** RECORDS FOR THE TASK **

↓

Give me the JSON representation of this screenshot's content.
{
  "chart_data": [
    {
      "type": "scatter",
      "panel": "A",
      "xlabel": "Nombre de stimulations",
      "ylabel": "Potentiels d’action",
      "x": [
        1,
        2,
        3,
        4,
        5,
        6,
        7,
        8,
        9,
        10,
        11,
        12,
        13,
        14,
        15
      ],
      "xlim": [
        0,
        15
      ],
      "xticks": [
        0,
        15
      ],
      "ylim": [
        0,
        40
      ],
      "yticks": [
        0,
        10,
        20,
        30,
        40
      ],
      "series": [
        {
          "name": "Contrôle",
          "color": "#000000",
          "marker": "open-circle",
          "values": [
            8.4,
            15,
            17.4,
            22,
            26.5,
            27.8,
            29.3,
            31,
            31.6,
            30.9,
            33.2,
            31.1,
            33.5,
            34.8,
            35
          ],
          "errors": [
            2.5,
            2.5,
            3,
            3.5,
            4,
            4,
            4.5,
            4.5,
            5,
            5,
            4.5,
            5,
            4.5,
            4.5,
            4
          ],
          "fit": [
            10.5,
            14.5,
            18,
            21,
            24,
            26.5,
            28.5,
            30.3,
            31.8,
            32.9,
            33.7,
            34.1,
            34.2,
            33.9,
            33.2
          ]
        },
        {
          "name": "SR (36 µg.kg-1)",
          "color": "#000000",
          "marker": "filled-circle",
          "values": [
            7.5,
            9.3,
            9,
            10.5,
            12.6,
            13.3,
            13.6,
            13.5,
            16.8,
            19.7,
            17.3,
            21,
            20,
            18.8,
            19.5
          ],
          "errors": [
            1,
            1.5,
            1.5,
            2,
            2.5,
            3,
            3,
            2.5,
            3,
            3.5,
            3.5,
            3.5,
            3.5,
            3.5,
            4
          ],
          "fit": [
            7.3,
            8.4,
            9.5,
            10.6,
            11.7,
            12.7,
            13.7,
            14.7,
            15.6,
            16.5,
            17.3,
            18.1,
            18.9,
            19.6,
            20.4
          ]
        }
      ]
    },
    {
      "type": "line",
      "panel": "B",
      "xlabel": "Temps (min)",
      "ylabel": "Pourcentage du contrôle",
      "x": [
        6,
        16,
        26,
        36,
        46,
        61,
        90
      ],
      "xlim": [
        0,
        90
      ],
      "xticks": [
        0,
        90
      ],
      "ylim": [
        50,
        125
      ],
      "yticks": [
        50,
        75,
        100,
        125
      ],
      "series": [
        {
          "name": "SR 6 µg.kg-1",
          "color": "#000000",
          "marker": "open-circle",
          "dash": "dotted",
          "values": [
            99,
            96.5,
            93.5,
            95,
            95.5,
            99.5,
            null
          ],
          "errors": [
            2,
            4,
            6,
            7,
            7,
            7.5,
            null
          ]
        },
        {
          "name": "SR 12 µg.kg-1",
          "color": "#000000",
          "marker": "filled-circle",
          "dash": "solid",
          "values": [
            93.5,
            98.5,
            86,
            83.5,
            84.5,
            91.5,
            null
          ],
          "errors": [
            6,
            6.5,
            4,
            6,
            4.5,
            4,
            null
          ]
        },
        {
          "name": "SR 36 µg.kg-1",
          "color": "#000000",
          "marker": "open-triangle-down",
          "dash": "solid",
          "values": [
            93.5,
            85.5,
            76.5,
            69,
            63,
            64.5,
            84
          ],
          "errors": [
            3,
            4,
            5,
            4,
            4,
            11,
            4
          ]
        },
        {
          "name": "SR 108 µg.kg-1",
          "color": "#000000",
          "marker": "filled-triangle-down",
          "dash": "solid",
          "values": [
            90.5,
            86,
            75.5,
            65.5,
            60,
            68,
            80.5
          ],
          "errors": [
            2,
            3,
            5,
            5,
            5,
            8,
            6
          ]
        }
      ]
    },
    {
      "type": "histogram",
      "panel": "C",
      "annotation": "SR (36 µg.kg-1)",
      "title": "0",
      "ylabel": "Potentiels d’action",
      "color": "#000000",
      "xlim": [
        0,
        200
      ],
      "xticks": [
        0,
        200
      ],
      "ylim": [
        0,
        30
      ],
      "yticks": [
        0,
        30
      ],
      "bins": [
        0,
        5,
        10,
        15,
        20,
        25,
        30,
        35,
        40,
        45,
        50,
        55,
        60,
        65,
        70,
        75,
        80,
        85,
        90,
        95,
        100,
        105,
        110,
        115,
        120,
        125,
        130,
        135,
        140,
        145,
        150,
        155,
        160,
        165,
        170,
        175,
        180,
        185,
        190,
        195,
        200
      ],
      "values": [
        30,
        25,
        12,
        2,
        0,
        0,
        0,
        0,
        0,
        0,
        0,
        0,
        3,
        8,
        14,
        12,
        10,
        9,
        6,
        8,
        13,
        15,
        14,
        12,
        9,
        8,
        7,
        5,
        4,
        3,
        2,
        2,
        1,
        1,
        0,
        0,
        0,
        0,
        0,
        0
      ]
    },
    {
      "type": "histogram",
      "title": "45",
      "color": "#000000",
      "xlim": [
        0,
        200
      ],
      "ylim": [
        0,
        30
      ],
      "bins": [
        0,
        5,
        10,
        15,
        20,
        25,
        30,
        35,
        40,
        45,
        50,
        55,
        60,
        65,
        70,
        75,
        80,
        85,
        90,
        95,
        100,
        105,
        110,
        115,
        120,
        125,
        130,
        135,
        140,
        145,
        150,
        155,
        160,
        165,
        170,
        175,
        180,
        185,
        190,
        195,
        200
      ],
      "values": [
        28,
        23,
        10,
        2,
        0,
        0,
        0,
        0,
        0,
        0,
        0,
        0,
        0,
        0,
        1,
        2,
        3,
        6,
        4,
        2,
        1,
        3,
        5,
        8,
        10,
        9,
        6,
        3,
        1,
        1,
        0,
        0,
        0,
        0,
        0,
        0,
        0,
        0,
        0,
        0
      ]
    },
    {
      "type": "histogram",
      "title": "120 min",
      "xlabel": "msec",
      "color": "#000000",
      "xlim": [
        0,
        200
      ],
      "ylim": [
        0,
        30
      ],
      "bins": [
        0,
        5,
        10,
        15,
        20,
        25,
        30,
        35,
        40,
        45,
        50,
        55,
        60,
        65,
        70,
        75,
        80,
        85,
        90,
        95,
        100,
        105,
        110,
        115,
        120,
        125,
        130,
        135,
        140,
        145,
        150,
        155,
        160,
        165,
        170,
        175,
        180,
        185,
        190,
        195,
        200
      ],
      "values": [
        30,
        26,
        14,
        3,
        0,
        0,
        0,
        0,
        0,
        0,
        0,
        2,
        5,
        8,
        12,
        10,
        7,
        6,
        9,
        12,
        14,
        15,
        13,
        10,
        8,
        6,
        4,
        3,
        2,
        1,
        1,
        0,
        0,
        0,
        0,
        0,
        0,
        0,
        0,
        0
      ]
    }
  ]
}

↑

Produce an exact copy of the whole listing.

** RESPONSE TO THIS EXERCISE **
Give me the JSON representation of this screenshot's content.
{
  "chart_data": [
    {
      "type": "scatter",
      "panel": "A",
      "xlabel": "Nombre de stimulations",
      "ylabel": "Potentiels d’action",
      "x": [
        1,
        2,
        3,
        4,
        5,
        6,
        7,
        8,
        9,
        10,
        11,
        12,
        13,
        14,
        15
      ],
      "xlim": [
        0,
        15
      ],
      "xticks": [
        0,
        15
      ],
      "ylim": [
        0,
        40
      ],
      "yticks": [
        0,
        10,
        20,
        30,
        40
      ],
      "series": [
        {
          "name": "Contrôle",
          "color": "#000000",
          "marker": "open-circle",
          "values": [
            8.4,
            15,
            17.4,
            22,
            26.5,
            27.8,
            29.3,
            31,
            31.6,
            30.9,
            33.2,
            31.1,
            33.5,
            34.8,
            35
          ],
          "errors": [
            2.5,
            2.5,
            3,
            3.5,
            4,
            4,
            4.5,
            4.5,
            5,
            5,
            4.5,
            5,
            4.5,
            4.5,
            4
          ],
          "fit": [
            10.5,
            14.5,
            18,
            21,
            24,
            26.5,
            28.5,
            30.3,
            31.8,
            32.9,
            33.7,
            34.1,
            34.2,
            33.9,
            33.2
          ]
        },
        {
          "name": "SR (36 µg.kg-1)",
          "color": "#000000",
          "marker": "filled-circle",
          "values": [
            7.5,
            9.3,
            9,
            10.5,
            12.6,
            13.3,
            13.6,
            13.5,
            16.8,
            19.7,
            17.3,
            21,
            20,
            18.8,
            19.5
          ],
          "errors": [
            1,
            1.5,
            1.5,
            2,
            2.5,
            3,
            3,
            2.5,
            3,
            3.5,
            3.5,
            3.5,
            3.5,
            3.5,
            4
          ],
          "fit": [
            7.3,
            8.4,
            9.5,
            10.6,
            11.7,
            12.7,
            13.7,
            14.7,
            15.6,
            16.5,
            17.3,
            18.1,
            18.9,
            19.6,
            20.4
          ]
        }
      ]
    },
    {
      "type": "line",
      "panel": "B",
      "xlabel": "Temps (min)",
      "ylabel": "Pourcentage du contrôle",
      "x": [
        6,
        16,
        26,
        36,
        46,
        61,
        90
      ],
      "xlim": [
        0,
        90
      ],
      "xticks": [
        0,
        90
      ],
      "ylim": [
        50,
        125
      ],
      "yticks": [
        50,
        75,
        100,
        125
      ],
      "series": [
        {
          "name": "SR 6 µg.kg-1",
          "color": "#000000",
          "marker": "open-circle",
          "dash": "dotted",
          "values": [
            99,
            96.5,
            93.5,
            95,
            95.5,
            99.5,
            null
          ],
          "errors": [
            2,
            4,
            6,
            7,
            7,
            7.5,
            null
          ]
        },
        {
          "name": "SR 12 µg.kg-1",
          "color": "#000000",
          "marker": "filled-circle",
          "dash": "solid",
          "values": [
            93.5,
            98.5,
            86,
            83.5,
            84.5,
            91.5,
            null
          ],
          "errors": [
            6,
            6.5,
            4,
            6,
            4.5,
            4,
            null
          ]
        },
        {
          "name": "SR 36 µg.kg-1",
          "color": "#000000",
          "marker": "open-triangle-down",
          "dash": "solid",
          "values": [
            93.5,
            85.5,
            76.5,
            69,
            63,
            64.5,
            84
          ],
          "errors": [
            3,
            4,
            5,
            4,
            4,
            11,
            4
          ]
        },
        {
          "name": "SR 108 µg.kg-1",
          "color": "#000000",
          "marker": "filled-triangle-down",
          "dash": "solid",
          "values": [
            90.5,
            86,
            75.5,
            65.5,
            60,
            68,
            80.5
          ],
          "errors": [
            2,
            3,
            5,
            5,
            5,
            8,
            6
          ]
        }
      ]
    },
    {
      "type": "histogram",
      "panel": "C",
      "annotation": "SR (36 µg.kg-1)",
      "title": "0",
      "ylabel": "Potentiels d’action",
      "color": "#000000",
      "xlim": [
        0,
        200
      ],
      "xticks": [
        0,
        200
      ],
      "ylim": [
        0,
        30
      ],
      "yticks": [
        0,
        30
      ],
      "bins": [
        0,
        5,
        10,
        15,
        20,
        25,
        30,
        35,
        40,
        45,
        50,
        55,
        60,
        65,
        70,
        75,
        80,
        85,
        90,
        95,
        100,
        105,
        110,
        115,
        120,
        125,
        130,
        135,
        140,
        145,
        150,
        155,
        160,
        165,
        170,
        175,
        180,
        185,
        190,
        195,
        200
      ],
      "values": [
        30,
        25,
        12,
        2,
        0,
        0,
        0,
        0,
        0,
        0,
        0,
        0,
        3,
        8,
        14,
        12,
        10,
        9,
        6,
        8,
        13,
        15,
        14,
        12,
        9,
        8,
        7,
        5,
        4,
        3,
        2,
        2,
        1,
        1,
        0,
        0,
        0,
        0,
        0,
        0
      ]
    },
    {
      "type": "histogram",
      "title": "45",
      "color": "#000000",
      "xlim": [
        0,
        200
      ],
      "ylim": [
        0,
        30
      ],
      "bins": [
        0,
        5,
        10,
        15,
        20,
        25,
        30,
        35,
        40,
        45,
        50,
        55,
        60,
        65,
        70,
        75,
        80,
        85,
        90,
        95,
        100,
        105,
        110,
        115,
        120,
        125,
        130,
        135,
        140,
        145,
        150,
        155,
        160,
        165,
        170,
        175,
        180,
        185,
        190,
        195,
        200
      ],
      "values": [
        28,
        23,
        10,
        2,
        0,
        0,
        0,
        0,
        0,
        0,
        0,
        0,
        0,
        0,
        1,
        2,
        3,
        6,
        4,
        2,
        1,
        3,
        5,
        8,
        10,
        9,
        6,
        3,
        1,
        1,
        0,
        0,
        0,
        0,
        0,
        0,
        0,
        0,
        0,
        0
      ]
    },
    {
      "type": "histogram",
      "title": "120 min",
      "xlabel": "msec",
      "color": "#000000",
      "xlim": [
        0,
        200
      ],
      "ylim": [
        0,
        30
      ],
      "bins": [
        0,
        5,
        10,
        15,
        20,
        25,
        30,
        35,
        40,
        45,
        50,
        55,
        60,
        65,
        70,
        75,
        80,
        85,
        90,
        95,
        100,
        105,
        110,
        115,
        120,
        125,
        130,
        135,
        140,
        145,
        150,
        155,
        160,
        165,
        170,
        175,
        180,
        185,
        190,
        195,
        200
      ],
      "values": [
        30,
        26,
        14,
        3,
        0,
        0,
        0,
        0,
        0,
        0,
        0,
        2,
        5,
        8,
        12,
        10,
        7,
        6,
        9,
        12,
        14,
        15,
        13,
        10,
        8,
        6,
        4,
        3,
        2,
        1,
        1,
        0,
        0,
        0,
        0,
        0,
        0,
        0,
        0,
        0
      ]
    }
  ]
}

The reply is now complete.